— start of Exercise data —

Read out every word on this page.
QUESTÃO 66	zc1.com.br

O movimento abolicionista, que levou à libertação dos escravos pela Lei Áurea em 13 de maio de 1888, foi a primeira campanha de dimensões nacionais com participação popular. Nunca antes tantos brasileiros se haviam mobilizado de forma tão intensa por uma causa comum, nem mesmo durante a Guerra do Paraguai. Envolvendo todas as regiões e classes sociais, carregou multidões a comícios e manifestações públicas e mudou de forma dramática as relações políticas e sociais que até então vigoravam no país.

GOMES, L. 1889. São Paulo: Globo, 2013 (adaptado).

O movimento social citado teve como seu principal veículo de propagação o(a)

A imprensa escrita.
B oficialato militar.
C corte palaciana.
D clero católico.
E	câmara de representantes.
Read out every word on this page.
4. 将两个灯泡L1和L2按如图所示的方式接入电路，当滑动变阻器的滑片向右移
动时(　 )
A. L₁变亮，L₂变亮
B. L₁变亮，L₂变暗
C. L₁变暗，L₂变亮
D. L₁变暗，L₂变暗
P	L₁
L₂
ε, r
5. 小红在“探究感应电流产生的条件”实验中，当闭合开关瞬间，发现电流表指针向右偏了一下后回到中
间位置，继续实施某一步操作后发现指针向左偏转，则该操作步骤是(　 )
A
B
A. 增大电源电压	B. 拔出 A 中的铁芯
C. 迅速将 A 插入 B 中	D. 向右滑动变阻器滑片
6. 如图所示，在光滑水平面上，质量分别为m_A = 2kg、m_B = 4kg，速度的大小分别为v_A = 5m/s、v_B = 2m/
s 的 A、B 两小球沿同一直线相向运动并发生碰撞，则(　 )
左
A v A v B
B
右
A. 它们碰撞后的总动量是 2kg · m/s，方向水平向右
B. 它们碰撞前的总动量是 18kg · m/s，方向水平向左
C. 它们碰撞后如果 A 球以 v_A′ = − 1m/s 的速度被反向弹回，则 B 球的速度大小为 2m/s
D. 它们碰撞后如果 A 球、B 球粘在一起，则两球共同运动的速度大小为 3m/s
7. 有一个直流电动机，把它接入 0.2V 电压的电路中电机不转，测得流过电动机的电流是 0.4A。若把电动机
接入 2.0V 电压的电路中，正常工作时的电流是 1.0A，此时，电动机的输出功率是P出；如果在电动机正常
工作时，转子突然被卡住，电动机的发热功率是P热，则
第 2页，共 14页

— end of Exercise data —
— start of Exercise data —

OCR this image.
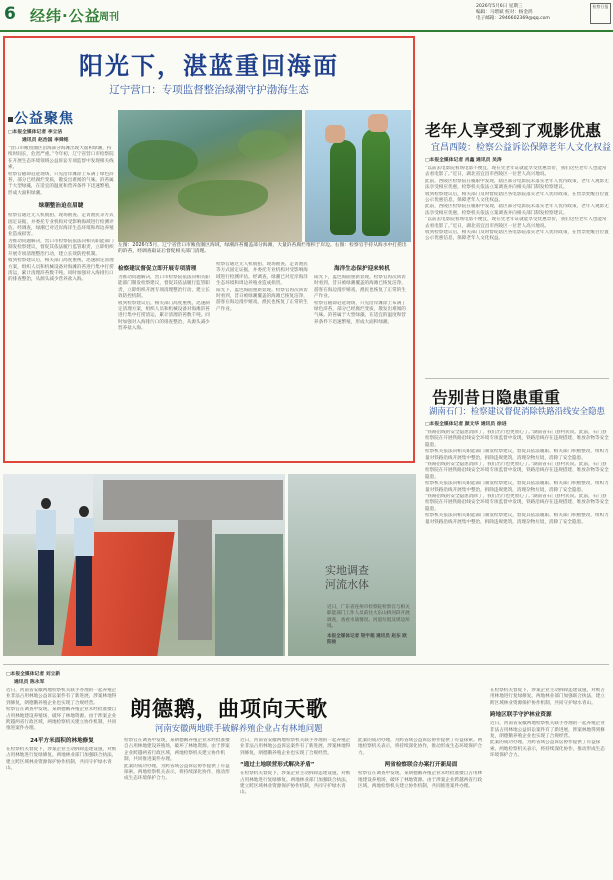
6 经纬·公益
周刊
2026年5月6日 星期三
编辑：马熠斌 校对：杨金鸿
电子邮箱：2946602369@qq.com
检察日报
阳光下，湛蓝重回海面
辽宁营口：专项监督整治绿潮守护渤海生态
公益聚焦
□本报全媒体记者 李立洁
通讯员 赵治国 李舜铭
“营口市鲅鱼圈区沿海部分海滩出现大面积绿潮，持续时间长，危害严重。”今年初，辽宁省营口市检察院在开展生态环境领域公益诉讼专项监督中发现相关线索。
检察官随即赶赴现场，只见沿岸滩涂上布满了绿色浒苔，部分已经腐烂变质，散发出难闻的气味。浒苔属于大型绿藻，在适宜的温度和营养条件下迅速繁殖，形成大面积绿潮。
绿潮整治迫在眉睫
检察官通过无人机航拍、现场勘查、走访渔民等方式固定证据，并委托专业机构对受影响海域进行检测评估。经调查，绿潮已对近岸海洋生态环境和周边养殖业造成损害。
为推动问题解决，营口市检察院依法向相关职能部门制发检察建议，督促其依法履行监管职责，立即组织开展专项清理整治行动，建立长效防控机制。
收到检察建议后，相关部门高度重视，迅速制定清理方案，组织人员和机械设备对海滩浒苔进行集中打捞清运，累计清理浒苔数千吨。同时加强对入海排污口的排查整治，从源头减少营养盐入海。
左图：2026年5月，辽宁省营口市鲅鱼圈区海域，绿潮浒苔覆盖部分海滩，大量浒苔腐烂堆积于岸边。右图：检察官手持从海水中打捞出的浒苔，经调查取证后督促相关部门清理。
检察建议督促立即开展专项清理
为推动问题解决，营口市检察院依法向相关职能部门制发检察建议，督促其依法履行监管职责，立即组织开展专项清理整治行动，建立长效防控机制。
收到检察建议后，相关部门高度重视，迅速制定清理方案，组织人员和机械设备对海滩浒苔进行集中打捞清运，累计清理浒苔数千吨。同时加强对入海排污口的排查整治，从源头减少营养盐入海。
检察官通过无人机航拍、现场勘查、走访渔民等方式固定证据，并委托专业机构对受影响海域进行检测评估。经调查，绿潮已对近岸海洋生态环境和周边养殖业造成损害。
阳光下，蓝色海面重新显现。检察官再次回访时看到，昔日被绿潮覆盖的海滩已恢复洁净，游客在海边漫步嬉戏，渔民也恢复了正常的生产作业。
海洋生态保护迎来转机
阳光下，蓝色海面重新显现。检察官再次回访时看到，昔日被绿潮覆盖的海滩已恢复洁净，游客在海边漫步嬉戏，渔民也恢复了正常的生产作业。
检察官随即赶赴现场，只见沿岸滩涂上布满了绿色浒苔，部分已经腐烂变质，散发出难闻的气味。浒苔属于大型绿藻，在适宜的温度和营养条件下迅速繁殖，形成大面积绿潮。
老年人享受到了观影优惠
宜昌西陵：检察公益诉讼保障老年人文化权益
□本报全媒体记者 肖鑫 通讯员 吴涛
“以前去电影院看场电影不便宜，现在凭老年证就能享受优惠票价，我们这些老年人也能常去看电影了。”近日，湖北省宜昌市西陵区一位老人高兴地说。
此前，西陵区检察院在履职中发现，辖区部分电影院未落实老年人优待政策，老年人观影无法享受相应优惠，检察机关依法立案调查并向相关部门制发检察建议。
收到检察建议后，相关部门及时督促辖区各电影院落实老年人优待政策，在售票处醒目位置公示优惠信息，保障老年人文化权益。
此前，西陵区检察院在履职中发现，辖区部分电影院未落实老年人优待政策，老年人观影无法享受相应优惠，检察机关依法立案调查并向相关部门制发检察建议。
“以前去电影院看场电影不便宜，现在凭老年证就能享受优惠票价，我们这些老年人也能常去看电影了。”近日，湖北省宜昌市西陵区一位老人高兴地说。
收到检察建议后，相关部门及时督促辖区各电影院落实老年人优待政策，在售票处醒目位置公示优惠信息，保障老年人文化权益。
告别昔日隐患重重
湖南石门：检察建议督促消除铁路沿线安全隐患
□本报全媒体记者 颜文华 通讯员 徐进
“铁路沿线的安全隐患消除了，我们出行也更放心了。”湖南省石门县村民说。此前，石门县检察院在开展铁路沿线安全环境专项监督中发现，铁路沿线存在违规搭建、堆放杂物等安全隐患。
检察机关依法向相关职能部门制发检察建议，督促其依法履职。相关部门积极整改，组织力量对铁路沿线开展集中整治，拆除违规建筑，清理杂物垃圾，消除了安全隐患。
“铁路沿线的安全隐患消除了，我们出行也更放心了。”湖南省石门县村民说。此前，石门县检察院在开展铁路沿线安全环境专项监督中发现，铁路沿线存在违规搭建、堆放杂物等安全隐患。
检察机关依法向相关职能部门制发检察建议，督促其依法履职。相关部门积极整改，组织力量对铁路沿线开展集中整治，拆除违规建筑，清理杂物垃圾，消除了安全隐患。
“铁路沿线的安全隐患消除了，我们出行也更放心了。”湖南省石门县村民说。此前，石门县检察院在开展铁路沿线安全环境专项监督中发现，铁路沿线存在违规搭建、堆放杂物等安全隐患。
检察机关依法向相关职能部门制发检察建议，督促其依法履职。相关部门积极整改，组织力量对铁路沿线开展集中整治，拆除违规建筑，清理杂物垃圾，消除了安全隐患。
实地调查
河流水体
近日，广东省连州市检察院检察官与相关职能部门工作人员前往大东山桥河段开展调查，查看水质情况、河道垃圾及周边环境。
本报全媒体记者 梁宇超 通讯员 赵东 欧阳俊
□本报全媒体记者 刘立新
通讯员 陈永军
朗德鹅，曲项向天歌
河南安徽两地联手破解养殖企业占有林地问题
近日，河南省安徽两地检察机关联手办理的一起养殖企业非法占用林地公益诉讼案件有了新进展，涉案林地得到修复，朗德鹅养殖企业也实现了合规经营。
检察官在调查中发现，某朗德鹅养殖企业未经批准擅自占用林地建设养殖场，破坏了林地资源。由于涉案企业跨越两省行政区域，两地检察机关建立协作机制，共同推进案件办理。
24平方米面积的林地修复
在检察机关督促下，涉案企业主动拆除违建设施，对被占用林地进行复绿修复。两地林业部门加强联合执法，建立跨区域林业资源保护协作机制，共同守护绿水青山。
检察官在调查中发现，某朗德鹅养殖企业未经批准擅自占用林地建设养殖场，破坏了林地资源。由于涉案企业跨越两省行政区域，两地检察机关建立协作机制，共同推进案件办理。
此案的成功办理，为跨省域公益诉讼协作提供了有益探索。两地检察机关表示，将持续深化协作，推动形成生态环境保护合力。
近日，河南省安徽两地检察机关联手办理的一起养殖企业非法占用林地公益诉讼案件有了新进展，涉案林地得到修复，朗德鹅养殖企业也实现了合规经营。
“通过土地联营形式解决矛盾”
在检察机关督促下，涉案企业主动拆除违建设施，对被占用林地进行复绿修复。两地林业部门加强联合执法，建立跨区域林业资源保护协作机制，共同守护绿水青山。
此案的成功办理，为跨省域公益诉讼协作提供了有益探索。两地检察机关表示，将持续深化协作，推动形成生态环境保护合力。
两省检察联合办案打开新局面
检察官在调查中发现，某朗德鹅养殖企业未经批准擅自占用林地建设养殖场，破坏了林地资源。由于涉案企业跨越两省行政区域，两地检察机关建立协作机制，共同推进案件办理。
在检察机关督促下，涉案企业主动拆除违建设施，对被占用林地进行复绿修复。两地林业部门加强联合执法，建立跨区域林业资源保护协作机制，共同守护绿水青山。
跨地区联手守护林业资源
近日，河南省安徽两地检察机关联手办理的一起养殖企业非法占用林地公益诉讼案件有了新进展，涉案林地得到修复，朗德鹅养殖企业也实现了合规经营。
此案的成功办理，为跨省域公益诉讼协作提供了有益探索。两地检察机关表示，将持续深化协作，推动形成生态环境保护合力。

— end of Exercise data —
— start of Exercise data —

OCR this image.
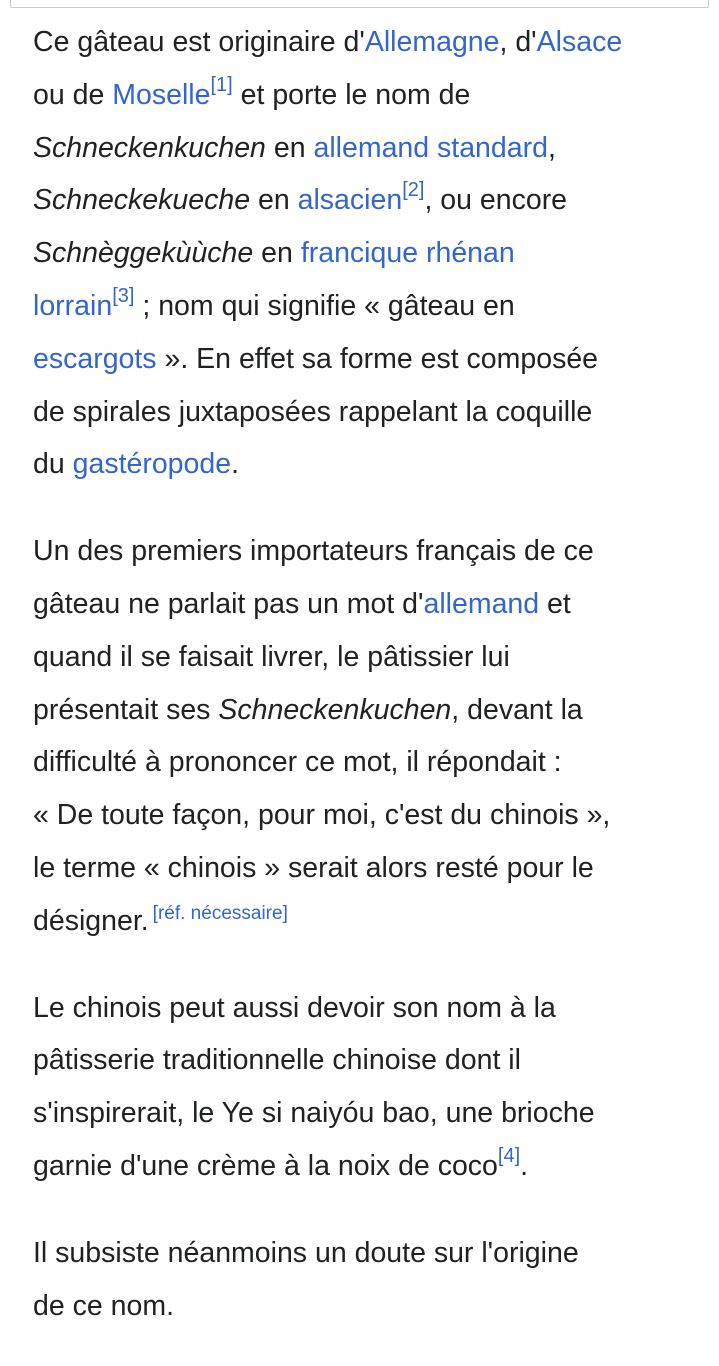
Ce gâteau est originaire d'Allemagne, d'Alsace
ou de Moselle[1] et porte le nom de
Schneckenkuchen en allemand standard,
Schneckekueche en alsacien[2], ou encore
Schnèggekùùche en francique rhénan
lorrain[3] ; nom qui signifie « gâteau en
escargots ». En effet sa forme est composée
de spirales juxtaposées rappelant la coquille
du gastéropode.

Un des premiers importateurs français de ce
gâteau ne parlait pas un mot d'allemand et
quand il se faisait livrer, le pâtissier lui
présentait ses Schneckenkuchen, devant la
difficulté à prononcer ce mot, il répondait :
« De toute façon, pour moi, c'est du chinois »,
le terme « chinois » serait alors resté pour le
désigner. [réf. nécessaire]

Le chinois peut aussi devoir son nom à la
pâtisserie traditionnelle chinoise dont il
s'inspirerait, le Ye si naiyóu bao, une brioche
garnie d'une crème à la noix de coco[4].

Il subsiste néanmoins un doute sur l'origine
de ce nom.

— end of Exercise data —

Filter the data, keeping only the lines that contain "它们碰撞后如果".

** Solution for this task **
C. 它们碰撞后如果 A 球以 v_A′ = − 1m/s 的速度被反向弹回，则 B 球的速度大小为 2m/s
D. 它们碰撞后如果 A 球、B 球粘在一起，则两球共同运动的速度大小为 3m/s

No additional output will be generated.